» Objective: Every line must be returned precisely as it is written.

===== Entries provided =====

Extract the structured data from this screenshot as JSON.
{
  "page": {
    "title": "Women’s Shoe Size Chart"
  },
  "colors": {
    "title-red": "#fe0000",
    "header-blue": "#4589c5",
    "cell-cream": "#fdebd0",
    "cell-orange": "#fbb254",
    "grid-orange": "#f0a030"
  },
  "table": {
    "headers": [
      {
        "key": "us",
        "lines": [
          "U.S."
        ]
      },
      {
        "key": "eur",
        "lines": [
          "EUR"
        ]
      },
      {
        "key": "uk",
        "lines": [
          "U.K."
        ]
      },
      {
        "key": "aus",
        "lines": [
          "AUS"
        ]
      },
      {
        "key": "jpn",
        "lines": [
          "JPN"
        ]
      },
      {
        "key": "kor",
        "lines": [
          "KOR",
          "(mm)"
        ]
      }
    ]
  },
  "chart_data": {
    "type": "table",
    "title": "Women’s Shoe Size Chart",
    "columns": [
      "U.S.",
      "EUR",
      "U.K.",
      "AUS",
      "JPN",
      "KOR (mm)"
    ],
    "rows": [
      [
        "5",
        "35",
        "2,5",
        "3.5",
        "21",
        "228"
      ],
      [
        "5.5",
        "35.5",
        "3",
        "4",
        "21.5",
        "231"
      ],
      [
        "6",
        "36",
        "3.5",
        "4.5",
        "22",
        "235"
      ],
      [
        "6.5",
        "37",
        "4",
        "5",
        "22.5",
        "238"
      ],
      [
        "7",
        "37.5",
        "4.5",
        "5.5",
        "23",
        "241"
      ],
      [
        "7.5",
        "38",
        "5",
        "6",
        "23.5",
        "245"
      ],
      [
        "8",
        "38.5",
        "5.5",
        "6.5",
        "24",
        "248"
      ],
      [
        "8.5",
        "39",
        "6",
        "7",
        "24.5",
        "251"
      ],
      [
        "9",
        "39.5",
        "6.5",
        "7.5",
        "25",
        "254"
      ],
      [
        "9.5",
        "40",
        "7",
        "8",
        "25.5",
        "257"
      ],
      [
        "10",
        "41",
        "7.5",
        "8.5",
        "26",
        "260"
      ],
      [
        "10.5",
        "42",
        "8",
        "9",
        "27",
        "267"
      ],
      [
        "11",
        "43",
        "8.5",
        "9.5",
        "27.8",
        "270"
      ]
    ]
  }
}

=====

» Finished task:
Extract the structured data from this screenshot as JSON.
{
  "page": {
    "title": "Women’s Shoe Size Chart"
  },
  "colors": {
    "title-red": "#fe0000",
    "header-blue": "#4589c5",
    "cell-cream": "#fdebd0",
    "cell-orange": "#fbb254",
    "grid-orange": "#f0a030"
  },
  "table": {
    "headers": [
      {
        "key": "us",
        "lines": [
          "U.S."
        ]
      },
      {
        "key": "eur",
        "lines": [
          "EUR"
        ]
      },
      {
        "key": "uk",
        "lines": [
          "U.K."
        ]
      },
      {
        "key": "aus",
        "lines": [
          "AUS"
        ]
      },
      {
        "key": "jpn",
        "lines": [
          "JPN"
        ]
      },
      {
        "key": "kor",
        "lines": [
          "KOR",
          "(mm)"
        ]
      }
    ]
  },
  "chart_data": {
    "type": "table",
    "title": "Women’s Shoe Size Chart",
    "columns": [
      "U.S.",
      "EUR",
      "U.K.",
      "AUS",
      "JPN",
      "KOR (mm)"
    ],
    "rows": [
      [
        "5",
        "35",
        "2,5",
        "3.5",
        "21",
        "228"
      ],
      [
        "5.5",
        "35.5",
        "3",
        "4",
        "21.5",
        "231"
      ],
      [
        "6",
        "36",
        "3.5",
        "4.5",
        "22",
        "235"
      ],
      [
        "6.5",
        "37",
        "4",
        "5",
        "22.5",
        "238"
      ],
      [
        "7",
        "37.5",
        "4.5",
        "5.5",
        "23",
        "241"
      ],
      [
        "7.5",
        "38",
        "5",
        "6",
        "23.5",
        "245"
      ],
      [
        "8",
        "38.5",
        "5.5",
        "6.5",
        "24",
        "248"
      ],
      [
        "8.5",
        "39",
        "6",
        "7",
        "24.5",
        "251"
      ],
      [
        "9",
        "39.5",
        "6.5",
        "7.5",
        "25",
        "254"
      ],
      [
        "9.5",
        "40",
        "7",
        "8",
        "25.5",
        "257"
      ],
      [
        "10",
        "41",
        "7.5",
        "8.5",
        "26",
        "260"
      ],
      [
        "10.5",
        "42",
        "8",
        "9",
        "27",
        "267"
      ],
      [
        "11",
        "43",
        "8.5",
        "9.5",
        "27.8",
        "270"
      ]
    ]
  }
}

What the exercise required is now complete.